#### DATA:
==*==
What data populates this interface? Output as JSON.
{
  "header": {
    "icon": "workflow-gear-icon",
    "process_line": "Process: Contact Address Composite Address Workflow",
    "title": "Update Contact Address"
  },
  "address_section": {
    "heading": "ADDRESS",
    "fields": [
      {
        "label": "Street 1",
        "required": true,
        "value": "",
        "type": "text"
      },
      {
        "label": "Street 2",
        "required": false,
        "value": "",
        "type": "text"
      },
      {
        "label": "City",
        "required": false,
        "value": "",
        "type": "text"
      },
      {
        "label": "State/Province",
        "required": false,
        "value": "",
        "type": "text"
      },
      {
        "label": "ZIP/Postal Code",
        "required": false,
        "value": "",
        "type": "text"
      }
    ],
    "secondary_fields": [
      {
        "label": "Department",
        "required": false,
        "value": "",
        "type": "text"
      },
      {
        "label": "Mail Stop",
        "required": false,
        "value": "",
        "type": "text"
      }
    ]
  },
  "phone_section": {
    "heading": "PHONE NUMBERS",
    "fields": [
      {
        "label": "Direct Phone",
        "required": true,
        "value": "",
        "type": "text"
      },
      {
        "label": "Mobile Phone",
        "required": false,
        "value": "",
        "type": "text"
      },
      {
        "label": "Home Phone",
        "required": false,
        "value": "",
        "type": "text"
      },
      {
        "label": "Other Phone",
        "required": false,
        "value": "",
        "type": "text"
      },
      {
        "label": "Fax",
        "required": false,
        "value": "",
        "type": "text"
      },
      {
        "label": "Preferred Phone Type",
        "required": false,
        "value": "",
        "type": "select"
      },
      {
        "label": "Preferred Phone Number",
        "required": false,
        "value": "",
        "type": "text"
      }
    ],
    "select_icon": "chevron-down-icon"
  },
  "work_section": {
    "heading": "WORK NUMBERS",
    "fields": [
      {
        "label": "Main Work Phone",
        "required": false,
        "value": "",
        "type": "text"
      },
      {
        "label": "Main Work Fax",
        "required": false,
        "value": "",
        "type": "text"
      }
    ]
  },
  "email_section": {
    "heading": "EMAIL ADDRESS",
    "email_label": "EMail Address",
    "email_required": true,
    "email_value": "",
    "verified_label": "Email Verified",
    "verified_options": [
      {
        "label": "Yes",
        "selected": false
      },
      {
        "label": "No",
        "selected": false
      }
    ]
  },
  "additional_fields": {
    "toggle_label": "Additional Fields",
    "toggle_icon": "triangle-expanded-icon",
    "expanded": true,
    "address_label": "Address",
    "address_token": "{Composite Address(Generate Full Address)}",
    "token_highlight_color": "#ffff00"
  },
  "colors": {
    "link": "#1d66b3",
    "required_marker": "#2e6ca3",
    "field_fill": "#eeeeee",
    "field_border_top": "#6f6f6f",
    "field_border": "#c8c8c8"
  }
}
==*==
#### WRITTEN EXERCISE:
Go through the listing and copy all of it exactly.

#### ANSWER TO THIS TASK:
What data populates this interface? Output as JSON.
{
  "header": {
    "icon": "workflow-gear-icon",
    "process_line": "Process: Contact Address Composite Address Workflow",
    "title": "Update Contact Address"
  },
  "address_section": {
    "heading": "ADDRESS",
    "fields": [
      {
        "label": "Street 1",
        "required": true,
        "value": "",
        "type": "text"
      },
      {
        "label": "Street 2",
        "required": false,
        "value": "",
        "type": "text"
      },
      {
        "label": "City",
        "required": false,
        "value": "",
        "type": "text"
      },
      {
        "label": "State/Province",
        "required": false,
        "value": "",
        "type": "text"
      },
      {
        "label": "ZIP/Postal Code",
        "required": false,
        "value": "",
        "type": "text"
      }
    ],
    "secondary_fields": [
      {
        "label": "Department",
        "required": false,
        "value": "",
        "type": "text"
      },
      {
        "label": "Mail Stop",
        "required": false,
        "value": "",
        "type": "text"
      }
    ]
  },
  "phone_section": {
    "heading": "PHONE NUMBERS",
    "fields": [
      {
        "label": "Direct Phone",
        "required": true,
        "value": "",
        "type": "text"
      },
      {
        "label": "Mobile Phone",
        "required": false,
        "value": "",
        "type": "text"
      },
      {
        "label": "Home Phone",
        "required": false,
        "value": "",
        "type": "text"
      },
      {
        "label": "Other Phone",
        "required": false,
        "value": "",
        "type": "text"
      },
      {
        "label": "Fax",
        "required": false,
        "value": "",
        "type": "text"
      },
      {
        "label": "Preferred Phone Type",
        "required": false,
        "value": "",
        "type": "select"
      },
      {
        "label": "Preferred Phone Number",
        "required": false,
        "value": "",
        "type": "text"
      }
    ],
    "select_icon": "chevron-down-icon"
  },
  "work_section": {
    "heading": "WORK NUMBERS",
    "fields": [
      {
        "label": "Main Work Phone",
        "required": false,
        "value": "",
        "type": "text"
      },
      {
        "label": "Main Work Fax",
        "required": false,
        "value": "",
        "type": "text"
      }
    ]
  },
  "email_section": {
    "heading": "EMAIL ADDRESS",
    "email_label": "EMail Address",
    "email_required": true,
    "email_value": "",
    "verified_label": "Email Verified",
    "verified_options": [
      {
        "label": "Yes",
        "selected": false
      },
      {
        "label": "No",
        "selected": false
      }
    ]
  },
  "additional_fields": {
    "toggle_label": "Additional Fields",
    "toggle_icon": "triangle-expanded-icon",
    "expanded": true,
    "address_label": "Address",
    "address_token": "{Composite Address(Generate Full Address)}",
    "token_highlight_color": "#ffff00"
  },
  "colors": {
    "link": "#1d66b3",
    "required_marker": "#2e6ca3",
    "field_fill": "#eeeeee",
    "field_border_top": "#6f6f6f",
    "field_border": "#c8c8c8"
  }
}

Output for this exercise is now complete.